Write the material out again exactly.

━━━━━ Data entries

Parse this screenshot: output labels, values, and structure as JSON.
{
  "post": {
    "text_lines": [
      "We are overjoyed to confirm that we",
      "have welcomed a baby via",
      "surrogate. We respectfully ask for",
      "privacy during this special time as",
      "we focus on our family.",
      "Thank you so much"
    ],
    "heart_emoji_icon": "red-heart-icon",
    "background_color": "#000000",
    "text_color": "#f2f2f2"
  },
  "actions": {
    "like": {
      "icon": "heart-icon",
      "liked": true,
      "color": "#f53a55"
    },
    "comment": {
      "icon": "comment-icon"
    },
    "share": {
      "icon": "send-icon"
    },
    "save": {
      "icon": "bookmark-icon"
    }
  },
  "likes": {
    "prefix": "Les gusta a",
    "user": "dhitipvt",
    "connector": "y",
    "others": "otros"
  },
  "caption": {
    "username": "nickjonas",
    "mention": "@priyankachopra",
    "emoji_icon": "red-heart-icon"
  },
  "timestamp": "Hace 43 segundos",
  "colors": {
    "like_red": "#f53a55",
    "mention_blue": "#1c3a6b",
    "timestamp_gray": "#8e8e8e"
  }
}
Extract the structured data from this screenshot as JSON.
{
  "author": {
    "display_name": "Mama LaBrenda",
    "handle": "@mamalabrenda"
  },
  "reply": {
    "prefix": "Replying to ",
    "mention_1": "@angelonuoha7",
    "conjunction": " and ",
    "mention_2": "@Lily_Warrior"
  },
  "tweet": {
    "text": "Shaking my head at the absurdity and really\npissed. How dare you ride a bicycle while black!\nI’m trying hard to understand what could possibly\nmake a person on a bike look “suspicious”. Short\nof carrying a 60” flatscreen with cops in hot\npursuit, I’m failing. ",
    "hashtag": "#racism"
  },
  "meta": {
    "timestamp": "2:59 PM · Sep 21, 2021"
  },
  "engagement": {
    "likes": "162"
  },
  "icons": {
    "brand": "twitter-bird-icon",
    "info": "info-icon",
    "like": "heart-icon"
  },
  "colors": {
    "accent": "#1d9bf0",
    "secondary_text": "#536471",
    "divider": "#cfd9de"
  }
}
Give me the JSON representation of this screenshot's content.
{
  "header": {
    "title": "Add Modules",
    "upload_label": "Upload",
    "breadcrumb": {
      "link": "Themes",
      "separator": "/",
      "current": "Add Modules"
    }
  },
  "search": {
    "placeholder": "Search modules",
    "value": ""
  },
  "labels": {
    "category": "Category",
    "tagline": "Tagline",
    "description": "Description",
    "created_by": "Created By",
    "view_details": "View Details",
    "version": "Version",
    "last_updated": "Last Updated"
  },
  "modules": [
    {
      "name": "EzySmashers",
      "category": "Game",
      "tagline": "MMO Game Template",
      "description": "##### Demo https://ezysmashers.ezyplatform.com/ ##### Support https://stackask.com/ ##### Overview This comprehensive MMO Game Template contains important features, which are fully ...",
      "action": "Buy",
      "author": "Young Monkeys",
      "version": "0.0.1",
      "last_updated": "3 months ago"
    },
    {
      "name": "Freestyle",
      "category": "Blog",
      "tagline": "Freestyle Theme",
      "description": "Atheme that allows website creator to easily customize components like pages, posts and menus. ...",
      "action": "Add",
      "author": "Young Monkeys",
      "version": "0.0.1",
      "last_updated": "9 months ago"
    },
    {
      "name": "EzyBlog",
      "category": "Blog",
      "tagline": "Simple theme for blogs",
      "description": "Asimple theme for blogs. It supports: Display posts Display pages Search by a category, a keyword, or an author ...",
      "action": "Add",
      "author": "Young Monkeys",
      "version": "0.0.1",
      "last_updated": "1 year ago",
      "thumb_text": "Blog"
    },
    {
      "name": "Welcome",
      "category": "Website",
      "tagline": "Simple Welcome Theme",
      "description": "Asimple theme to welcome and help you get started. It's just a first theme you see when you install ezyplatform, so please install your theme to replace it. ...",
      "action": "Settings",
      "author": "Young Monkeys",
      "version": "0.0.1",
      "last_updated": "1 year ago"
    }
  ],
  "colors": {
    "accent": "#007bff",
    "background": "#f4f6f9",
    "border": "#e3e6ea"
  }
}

━━━━━━━━━━

Result for this exercise:
Parse this screenshot: output labels, values, and structure as JSON.
{
  "post": {
    "text_lines": [
      "We are overjoyed to confirm that we",
      "have welcomed a baby via",
      "surrogate. We respectfully ask for",
      "privacy during this special time as",
      "we focus on our family.",
      "Thank you so much"
    ],
    "heart_emoji_icon": "red-heart-icon",
    "background_color": "#000000",
    "text_color": "#f2f2f2"
  },
  "actions": {
    "like": {
      "icon": "heart-icon",
      "liked": true,
      "color": "#f53a55"
    },
    "comment": {
      "icon": "comment-icon"
    },
    "share": {
      "icon": "send-icon"
    },
    "save": {
      "icon": "bookmark-icon"
    }
  },
  "likes": {
    "prefix": "Les gusta a",
    "user": "dhitipvt",
    "connector": "y",
    "others": "otros"
  },
  "caption": {
    "username": "nickjonas",
    "mention": "@priyankachopra",
    "emoji_icon": "red-heart-icon"
  },
  "timestamp": "Hace 43 segundos",
  "colors": {
    "like_red": "#f53a55",
    "mention_blue": "#1c3a6b",
    "timestamp_gray": "#8e8e8e"
  }
}
Extract the structured data from this screenshot as JSON.
{
  "author": {
    "display_name": "Mama LaBrenda",
    "handle": "@mamalabrenda"
  },
  "reply": {
    "prefix": "Replying to ",
    "mention_1": "@angelonuoha7",
    "conjunction": " and ",
    "mention_2": "@Lily_Warrior"
  },
  "tweet": {
    "text": "Shaking my head at the absurdity and really\npissed. How dare you ride a bicycle while black!\nI’m trying hard to understand what could possibly\nmake a person on a bike look “suspicious”. Short\nof carrying a 60” flatscreen with cops in hot\npursuit, I’m failing. ",
    "hashtag": "#racism"
  },
  "meta": {
    "timestamp": "2:59 PM · Sep 21, 2021"
  },
  "engagement": {
    "likes": "162"
  },
  "icons": {
    "brand": "twitter-bird-icon",
    "info": "info-icon",
    "like": "heart-icon"
  },
  "colors": {
    "accent": "#1d9bf0",
    "secondary_text": "#536471",
    "divider": "#cfd9de"
  }
}
Give me the JSON representation of this screenshot's content.
{
  "header": {
    "title": "Add Modules",
    "upload_label": "Upload",
    "breadcrumb": {
      "link": "Themes",
      "separator": "/",
      "current": "Add Modules"
    }
  },
  "search": {
    "placeholder": "Search modules",
    "value": ""
  },
  "labels": {
    "category": "Category",
    "tagline": "Tagline",
    "description": "Description",
    "created_by": "Created By",
    "view_details": "View Details",
    "version": "Version",
    "last_updated": "Last Updated"
  },
  "modules": [
    {
      "name": "EzySmashers",
      "category": "Game",
      "tagline": "MMO Game Template",
      "description": "##### Demo https://ezysmashers.ezyplatform.com/ ##### Support https://stackask.com/ ##### Overview This comprehensive MMO Game Template contains important features, which are fully ...",
      "action": "Buy",
      "author": "Young Monkeys",
      "version": "0.0.1",
      "last_updated": "3 months ago"
    },
    {
      "name": "Freestyle",
      "category": "Blog",
      "tagline": "Freestyle Theme",
      "description": "Atheme that allows website creator to easily customize components like pages, posts and menus. ...",
      "action": "Add",
      "author": "Young Monkeys",
      "version": "0.0.1",
      "last_updated": "9 months ago"
    },
    {
      "name": "EzyBlog",
      "category": "Blog",
      "tagline": "Simple theme for blogs",
      "description": "Asimple theme for blogs. It supports: Display posts Display pages Search by a category, a keyword, or an author ...",
      "action": "Add",
      "author": "Young Monkeys",
      "version": "0.0.1",
      "last_updated": "1 year ago",
      "thumb_text": "Blog"
    },
    {
      "name": "Welcome",
      "category": "Website",
      "tagline": "Simple Welcome Theme",
      "description": "Asimple theme to welcome and help you get started. It's just a first theme you see when you install ezyplatform, so please install your theme to replace it. ...",
      "action": "Settings",
      "author": "Young Monkeys",
      "version": "0.0.1",
      "last_updated": "1 year ago"
    }
  ],
  "colors": {
    "accent": "#007bff",
    "background": "#f4f6f9",
    "border": "#e3e6ea"
  }
}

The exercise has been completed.